⟨
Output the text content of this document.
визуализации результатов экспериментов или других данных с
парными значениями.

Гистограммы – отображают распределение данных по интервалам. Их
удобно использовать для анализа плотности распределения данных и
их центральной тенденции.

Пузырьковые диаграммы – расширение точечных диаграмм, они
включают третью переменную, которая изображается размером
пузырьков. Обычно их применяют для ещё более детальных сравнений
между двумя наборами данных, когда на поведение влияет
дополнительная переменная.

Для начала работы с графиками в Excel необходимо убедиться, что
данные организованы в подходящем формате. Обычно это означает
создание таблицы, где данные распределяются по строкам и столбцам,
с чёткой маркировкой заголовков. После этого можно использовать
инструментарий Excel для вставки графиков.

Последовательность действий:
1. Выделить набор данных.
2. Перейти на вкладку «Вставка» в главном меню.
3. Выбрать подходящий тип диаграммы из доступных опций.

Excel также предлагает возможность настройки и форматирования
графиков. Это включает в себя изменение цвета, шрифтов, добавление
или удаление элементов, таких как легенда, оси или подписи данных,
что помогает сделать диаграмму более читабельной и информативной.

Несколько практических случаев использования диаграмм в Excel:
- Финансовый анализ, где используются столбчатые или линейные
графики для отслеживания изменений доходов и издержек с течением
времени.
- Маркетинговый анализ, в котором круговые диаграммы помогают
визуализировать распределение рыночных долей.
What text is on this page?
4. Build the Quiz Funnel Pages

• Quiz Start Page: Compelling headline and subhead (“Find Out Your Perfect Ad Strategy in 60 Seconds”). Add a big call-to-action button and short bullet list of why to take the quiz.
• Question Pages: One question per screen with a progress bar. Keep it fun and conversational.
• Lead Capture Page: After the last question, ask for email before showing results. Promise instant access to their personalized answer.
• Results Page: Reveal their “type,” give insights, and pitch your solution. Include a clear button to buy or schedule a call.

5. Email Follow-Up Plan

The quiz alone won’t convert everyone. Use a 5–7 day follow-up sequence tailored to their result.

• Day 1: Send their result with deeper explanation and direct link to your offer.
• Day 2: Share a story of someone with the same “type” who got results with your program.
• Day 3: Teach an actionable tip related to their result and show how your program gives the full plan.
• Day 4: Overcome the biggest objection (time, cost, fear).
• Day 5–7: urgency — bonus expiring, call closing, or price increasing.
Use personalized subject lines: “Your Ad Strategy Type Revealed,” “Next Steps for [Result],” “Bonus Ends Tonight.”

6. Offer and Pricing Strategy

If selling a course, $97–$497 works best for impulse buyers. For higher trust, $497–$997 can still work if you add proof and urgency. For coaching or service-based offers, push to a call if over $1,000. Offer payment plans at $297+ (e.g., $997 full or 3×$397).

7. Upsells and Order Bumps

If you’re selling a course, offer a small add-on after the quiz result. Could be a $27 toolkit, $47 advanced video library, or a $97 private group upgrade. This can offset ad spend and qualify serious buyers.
⟩
**STATED TASK**. Across all the entries, count the lines that contain the word "full" and give the number by itself.

**ANSWER BELOW**. 2